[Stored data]
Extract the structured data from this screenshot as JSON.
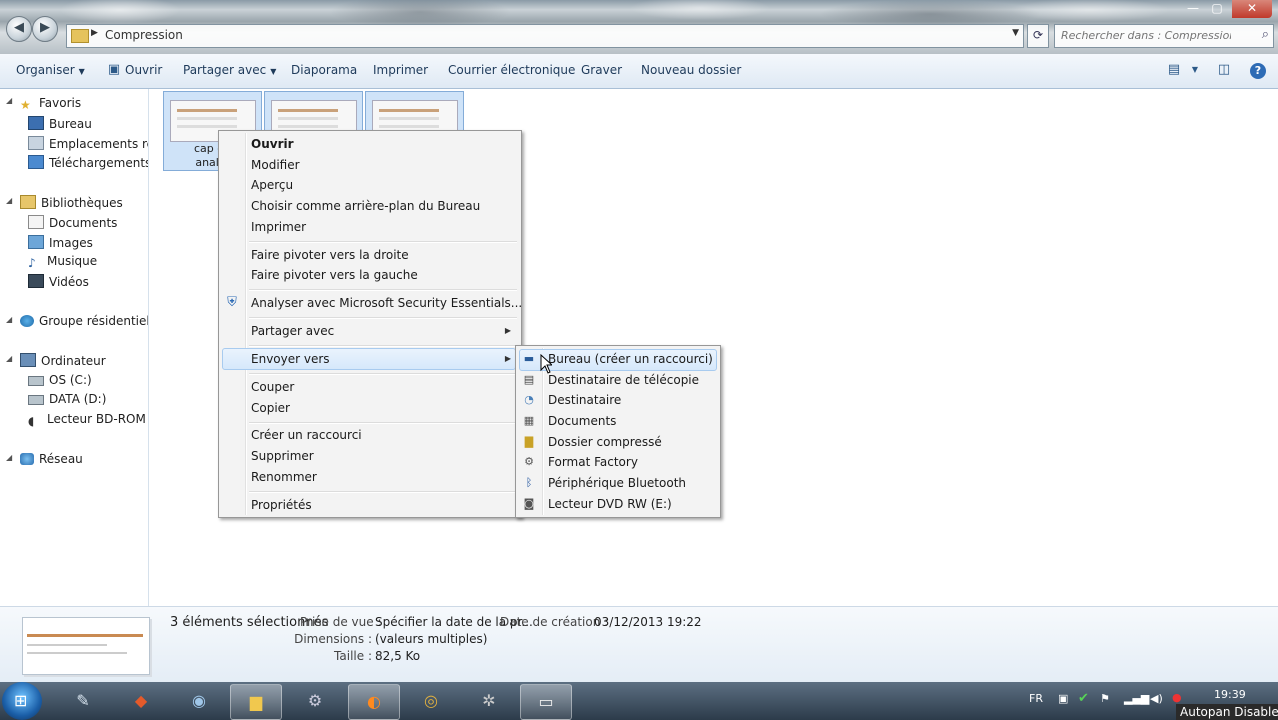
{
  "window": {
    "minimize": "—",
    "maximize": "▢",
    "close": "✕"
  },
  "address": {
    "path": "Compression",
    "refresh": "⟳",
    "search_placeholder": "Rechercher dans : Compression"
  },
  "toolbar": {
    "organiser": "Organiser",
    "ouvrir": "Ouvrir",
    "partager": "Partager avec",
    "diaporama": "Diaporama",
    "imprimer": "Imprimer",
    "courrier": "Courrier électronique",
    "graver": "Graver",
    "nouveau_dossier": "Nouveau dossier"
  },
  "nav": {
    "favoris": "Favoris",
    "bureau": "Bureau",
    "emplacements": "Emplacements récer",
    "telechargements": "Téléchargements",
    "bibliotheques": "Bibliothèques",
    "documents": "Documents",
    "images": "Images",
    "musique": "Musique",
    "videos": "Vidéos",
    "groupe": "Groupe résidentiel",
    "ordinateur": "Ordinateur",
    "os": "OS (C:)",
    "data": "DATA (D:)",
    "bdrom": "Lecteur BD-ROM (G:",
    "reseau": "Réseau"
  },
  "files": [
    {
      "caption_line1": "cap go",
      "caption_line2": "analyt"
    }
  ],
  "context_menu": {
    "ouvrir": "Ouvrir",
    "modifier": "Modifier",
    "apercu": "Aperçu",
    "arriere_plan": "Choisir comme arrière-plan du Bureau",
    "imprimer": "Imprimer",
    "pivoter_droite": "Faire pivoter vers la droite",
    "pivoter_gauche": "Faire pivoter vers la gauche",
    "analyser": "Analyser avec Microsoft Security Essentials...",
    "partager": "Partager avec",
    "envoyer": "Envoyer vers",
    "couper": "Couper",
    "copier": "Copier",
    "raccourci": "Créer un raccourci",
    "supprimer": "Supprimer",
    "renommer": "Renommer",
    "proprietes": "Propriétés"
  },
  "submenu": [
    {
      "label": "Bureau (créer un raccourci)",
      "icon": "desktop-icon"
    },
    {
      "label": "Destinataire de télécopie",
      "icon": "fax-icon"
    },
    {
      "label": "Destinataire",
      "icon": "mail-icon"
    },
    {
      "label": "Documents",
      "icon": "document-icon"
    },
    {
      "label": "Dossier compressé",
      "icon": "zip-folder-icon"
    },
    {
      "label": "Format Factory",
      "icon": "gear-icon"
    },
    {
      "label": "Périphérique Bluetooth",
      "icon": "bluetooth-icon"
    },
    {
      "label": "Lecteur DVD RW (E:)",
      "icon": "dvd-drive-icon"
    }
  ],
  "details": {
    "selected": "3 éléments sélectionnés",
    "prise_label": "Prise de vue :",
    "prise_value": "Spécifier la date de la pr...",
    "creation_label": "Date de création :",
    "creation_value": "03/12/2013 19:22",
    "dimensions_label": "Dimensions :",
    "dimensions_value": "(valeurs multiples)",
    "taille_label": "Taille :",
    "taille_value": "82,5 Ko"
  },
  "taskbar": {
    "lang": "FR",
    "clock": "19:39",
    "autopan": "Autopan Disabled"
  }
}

TASK TO COMPLETE -
Give back all entries exactly. No pictures belong in the copy.

PROBLEM SOLUTION -
Extract the structured data from this screenshot as JSON.
{
  "window": {
    "minimize": "—",
    "maximize": "▢",
    "close": "✕"
  },
  "address": {
    "path": "Compression",
    "refresh": "⟳",
    "search_placeholder": "Rechercher dans : Compression"
  },
  "toolbar": {
    "organiser": "Organiser",
    "ouvrir": "Ouvrir",
    "partager": "Partager avec",
    "diaporama": "Diaporama",
    "imprimer": "Imprimer",
    "courrier": "Courrier électronique",
    "graver": "Graver",
    "nouveau_dossier": "Nouveau dossier"
  },
  "nav": {
    "favoris": "Favoris",
    "bureau": "Bureau",
    "emplacements": "Emplacements récer",
    "telechargements": "Téléchargements",
    "bibliotheques": "Bibliothèques",
    "documents": "Documents",
    "images": "Images",
    "musique": "Musique",
    "videos": "Vidéos",
    "groupe": "Groupe résidentiel",
    "ordinateur": "Ordinateur",
    "os": "OS (C:)",
    "data": "DATA (D:)",
    "bdrom": "Lecteur BD-ROM (G:",
    "reseau": "Réseau"
  },
  "files": [
    {
      "caption_line1": "cap go",
      "caption_line2": "analyt"
    }
  ],
  "context_menu": {
    "ouvrir": "Ouvrir",
    "modifier": "Modifier",
    "apercu": "Aperçu",
    "arriere_plan": "Choisir comme arrière-plan du Bureau",
    "imprimer": "Imprimer",
    "pivoter_droite": "Faire pivoter vers la droite",
    "pivoter_gauche": "Faire pivoter vers la gauche",
    "analyser": "Analyser avec Microsoft Security Essentials...",
    "partager": "Partager avec",
    "envoyer": "Envoyer vers",
    "couper": "Couper",
    "copier": "Copier",
    "raccourci": "Créer un raccourci",
    "supprimer": "Supprimer",
    "renommer": "Renommer",
    "proprietes": "Propriétés"
  },
  "submenu": [
    {
      "label": "Bureau (créer un raccourci)",
      "icon": "desktop-icon"
    },
    {
      "label": "Destinataire de télécopie",
      "icon": "fax-icon"
    },
    {
      "label": "Destinataire",
      "icon": "mail-icon"
    },
    {
      "label": "Documents",
      "icon": "document-icon"
    },
    {
      "label": "Dossier compressé",
      "icon": "zip-folder-icon"
    },
    {
      "label": "Format Factory",
      "icon": "gear-icon"
    },
    {
      "label": "Périphérique Bluetooth",
      "icon": "bluetooth-icon"
    },
    {
      "label": "Lecteur DVD RW (E:)",
      "icon": "dvd-drive-icon"
    }
  ],
  "details": {
    "selected": "3 éléments sélectionnés",
    "prise_label": "Prise de vue :",
    "prise_value": "Spécifier la date de la pr...",
    "creation_label": "Date de création :",
    "creation_value": "03/12/2013 19:22",
    "dimensions_label": "Dimensions :",
    "dimensions_value": "(valeurs multiples)",
    "taille_label": "Taille :",
    "taille_value": "82,5 Ko"
  },
  "taskbar": {
    "lang": "FR",
    "clock": "19:39",
    "autopan": "Autopan Disabled"
  }
}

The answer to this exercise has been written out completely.